The destruction of the Enterprise-D in Generations shows the incompetence of the whole crew (and the writers especially). It's one of the most ludicrous battle sequences of the whole franchise.

As for his overdue promotion, I think that's just an inherent problem for any long-running series. Eventually it becomes infeasible that the same characters would all still be in the same place. It certainly happened with the original crew, after all.
 
Riker should of gone off on his own but made it plan he was not acting under starfleet and takeing full responsibility so if caught the federation had some way out of full out war.
I completely agree. This would be some rogue, take the uniform off kind of business I'm talking about here. Riker's been relieved, not reassigned, & therefore is in a unique position of opportunity to strike out & handle the very dilemma he is carrying on about, & he has the know how, the access, & very likely some key support on board to pull it off. I don't doubt for a second that he could recruit Worf to go in on it with him, Worf who was instrumental in the mission that got Picard captured to begin with. (You just know he ain't stomaching that well). Nope, in a way, I'm saying that if you're going to really go against this captain, (Who doesn't seem like he's going to help Picard, even though he does) & save your other captain, then that man's life should mean more than your career too, which means court-martial offenses are now on the table as options. You get a small unit together with Worf, & load up a runabout with as much badassery as you can & you take your shot
 
We were never told why Worf left his position of ambassador on Chronos. I wonder if there is an answer to that somewhere.
 
The destruction of the Enterprise-D in Generations shows the incompetence of the whole crew (and the writers especially). It's one of the most ludicrous battle sequences of the whole franchise.

======

Parts of the exercise:
A: What does the Star Trek discussion say was never explained about Worf?
B: Repeat everything in the Star Trek discussion from "Riker should of" down to "full out war.".
C: Pick up the Star Trek discussion after its final sentence and continue it.
The entries that come next are separate material, apart from the Star Trek discussion.

Stored records
======

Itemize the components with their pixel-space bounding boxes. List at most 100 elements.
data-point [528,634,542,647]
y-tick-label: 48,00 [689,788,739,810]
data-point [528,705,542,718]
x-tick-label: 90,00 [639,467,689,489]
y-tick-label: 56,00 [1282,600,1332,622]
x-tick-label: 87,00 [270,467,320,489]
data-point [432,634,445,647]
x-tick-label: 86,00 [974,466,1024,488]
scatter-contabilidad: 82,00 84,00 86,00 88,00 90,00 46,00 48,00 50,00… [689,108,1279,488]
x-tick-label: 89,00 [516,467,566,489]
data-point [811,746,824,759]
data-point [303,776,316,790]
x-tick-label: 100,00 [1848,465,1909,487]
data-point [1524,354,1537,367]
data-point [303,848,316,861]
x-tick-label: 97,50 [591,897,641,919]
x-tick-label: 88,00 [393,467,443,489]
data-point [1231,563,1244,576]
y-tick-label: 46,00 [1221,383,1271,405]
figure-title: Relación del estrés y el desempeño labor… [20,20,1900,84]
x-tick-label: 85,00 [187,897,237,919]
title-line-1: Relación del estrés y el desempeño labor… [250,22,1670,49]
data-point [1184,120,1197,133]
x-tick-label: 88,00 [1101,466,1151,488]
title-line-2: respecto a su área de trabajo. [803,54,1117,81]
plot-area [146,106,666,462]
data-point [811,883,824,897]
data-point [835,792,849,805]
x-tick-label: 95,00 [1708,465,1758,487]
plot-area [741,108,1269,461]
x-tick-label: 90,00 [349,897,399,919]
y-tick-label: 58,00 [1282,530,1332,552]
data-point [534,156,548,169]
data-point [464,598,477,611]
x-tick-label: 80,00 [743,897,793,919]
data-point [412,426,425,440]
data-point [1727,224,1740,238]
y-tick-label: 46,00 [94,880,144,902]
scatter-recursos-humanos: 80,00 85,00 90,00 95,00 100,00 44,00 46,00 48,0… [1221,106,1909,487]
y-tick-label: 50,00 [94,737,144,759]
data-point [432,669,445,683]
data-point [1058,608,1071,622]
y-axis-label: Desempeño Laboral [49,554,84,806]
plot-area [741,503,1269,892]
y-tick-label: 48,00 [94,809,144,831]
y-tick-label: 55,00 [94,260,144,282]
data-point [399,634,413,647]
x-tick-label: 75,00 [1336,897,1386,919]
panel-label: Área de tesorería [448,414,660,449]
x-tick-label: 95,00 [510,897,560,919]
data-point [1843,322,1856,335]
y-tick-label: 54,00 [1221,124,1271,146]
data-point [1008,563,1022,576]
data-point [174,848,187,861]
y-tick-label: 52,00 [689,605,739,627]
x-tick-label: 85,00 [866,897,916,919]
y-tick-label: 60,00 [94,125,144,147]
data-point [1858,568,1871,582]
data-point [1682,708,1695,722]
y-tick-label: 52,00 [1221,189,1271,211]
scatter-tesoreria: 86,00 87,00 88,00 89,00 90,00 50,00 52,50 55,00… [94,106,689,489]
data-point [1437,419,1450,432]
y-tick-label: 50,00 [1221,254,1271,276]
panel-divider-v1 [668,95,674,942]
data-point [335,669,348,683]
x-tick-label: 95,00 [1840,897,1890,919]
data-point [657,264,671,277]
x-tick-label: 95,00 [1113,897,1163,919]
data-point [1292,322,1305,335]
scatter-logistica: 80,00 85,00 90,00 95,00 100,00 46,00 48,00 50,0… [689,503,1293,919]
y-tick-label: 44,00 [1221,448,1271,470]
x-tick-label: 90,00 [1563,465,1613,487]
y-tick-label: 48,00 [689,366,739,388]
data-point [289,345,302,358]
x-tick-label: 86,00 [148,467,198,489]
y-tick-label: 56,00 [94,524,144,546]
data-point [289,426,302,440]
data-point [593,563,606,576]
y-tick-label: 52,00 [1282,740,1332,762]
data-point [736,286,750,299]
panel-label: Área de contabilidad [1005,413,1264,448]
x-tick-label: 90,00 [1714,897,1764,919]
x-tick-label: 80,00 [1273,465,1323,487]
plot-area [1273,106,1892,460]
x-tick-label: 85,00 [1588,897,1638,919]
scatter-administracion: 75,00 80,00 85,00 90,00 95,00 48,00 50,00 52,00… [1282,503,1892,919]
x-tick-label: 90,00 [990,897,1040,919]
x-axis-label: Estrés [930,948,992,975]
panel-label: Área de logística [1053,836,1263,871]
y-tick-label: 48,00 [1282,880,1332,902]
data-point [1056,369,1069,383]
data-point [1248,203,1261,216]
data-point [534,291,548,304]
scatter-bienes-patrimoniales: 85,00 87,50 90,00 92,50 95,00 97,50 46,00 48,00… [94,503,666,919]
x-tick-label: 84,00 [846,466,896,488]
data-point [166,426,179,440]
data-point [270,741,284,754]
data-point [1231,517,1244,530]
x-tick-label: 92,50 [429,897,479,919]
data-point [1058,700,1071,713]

======

Outputs by task:
A: Why he left his position of ambassador on Chronos.

B:
Riker should of gone off on his own but made it plan he was not acting under starfleet and takeing full responsibility so if caught the federation had some way out of full out war.

C:
I can kind of see what they were trying to do --- the idea was a David and Goliath thing, nobody aboard Enterprise expecting this geriatric old Bird-of-Prey to be able to take them down, the crew brimming with overconfidence and taken by surprise, etc etc --- but the execution of it was poor. I think we needed to see more of the battle, see the Enterprise sets shaking more and more special effects shots of the fast little BOP running circles around the slow-moving Enterprise pummelling it with quick fire while the crew scramble to try and figure out what to do about it. But of course, they didn't do that, they just showed a couple of shots fired and then Riker blowing the Klingons out of space. It all feels so anticlimactic, because it's all over in seconds.... and then the ship blows out a gasket and falls to pieces anyway. :p
 
I can kind of see what they were trying to do --- the idea was a David and Goliath thing, nobody aboard Enterprise expecting this geriatric old Bird-of-Prey to be able to take them down, the crew brimming with overconfidence and taken by surprise, etc etc --- but the execution of it was poor. I think we needed to see more of the battle, see the Enterprise sets shaking more and more special effects shots of the fast little BOP running circles around the slow-moving Enterprise pummelling it with quick fire while the crew scramble to try and figure out what to do about it. But of course, they didn't do that, they just showed a couple of shots fired and then Riker blowing the Klingons out of space. It all feels so anticlimactic, because it's all over in seconds.... and then the ship blows out a gasket and falls to pieces anyway. :p

They wanted to show a spectacular crash and built a story around that.
 
Lance said:
I can kind of see what they were trying to do --- the idea was a David and Goliath thing, nobody aboard Enterprise expecting this geriatric old Bird-of-Prey to be able to take them down, the crew brimming with overconfidence and taken by surprise, etc etc --- but the execution of it was poor. I think we needed to see more of the battle, see the Enterprise sets shaking more and more special effects shots of the fast little BOP running circles around the slow-moving Enterprise pummelling it with quick fire while the crew scramble to try and figure out what to do about it. But of course, they didn't do that, they just showed a couple of shots fired and then Riker blowing the Klingons out of space. It all feels so anticlimactic, because it's all over in seconds.... and then the ship blows out a gasket and falls to pieces anyway.

They wanted to show a spectacular crash and built a story around that.

Yeah exactly. :lol: They weren't thinking within the internal story logic of this universe and these characters and how they'd react, they were thinking in "Writer's Room" logic of, 'Wouldn't it be cool to have the ship blow up and the saucer crash land on a planet?', and then working backwards to construct a reason for that to happen. :D

I think the saucer crashing on a planet's surface would've been a really cool season-ending cliffhanger, as was the original intention. But in the movie it's just spectacle for the sake of spectacle. It looks real cool, but it feels (with benefit of hindsight) really unnecessary, story-wise.

Careful study of the battle scene shows that nothing the crew (or Riker) did was immediately responsible for the destruction of the ship..... in fact, Riker acts quickly and decisively to neutralize the threat as fast as possible. The Enterprise having a coolant leak is presented to us several scenes later as an almost random accident, and if anybody is responsible for that area, it's Geordi, not Riker. All this time fandom has been blaming the wrong guy. ;) ;)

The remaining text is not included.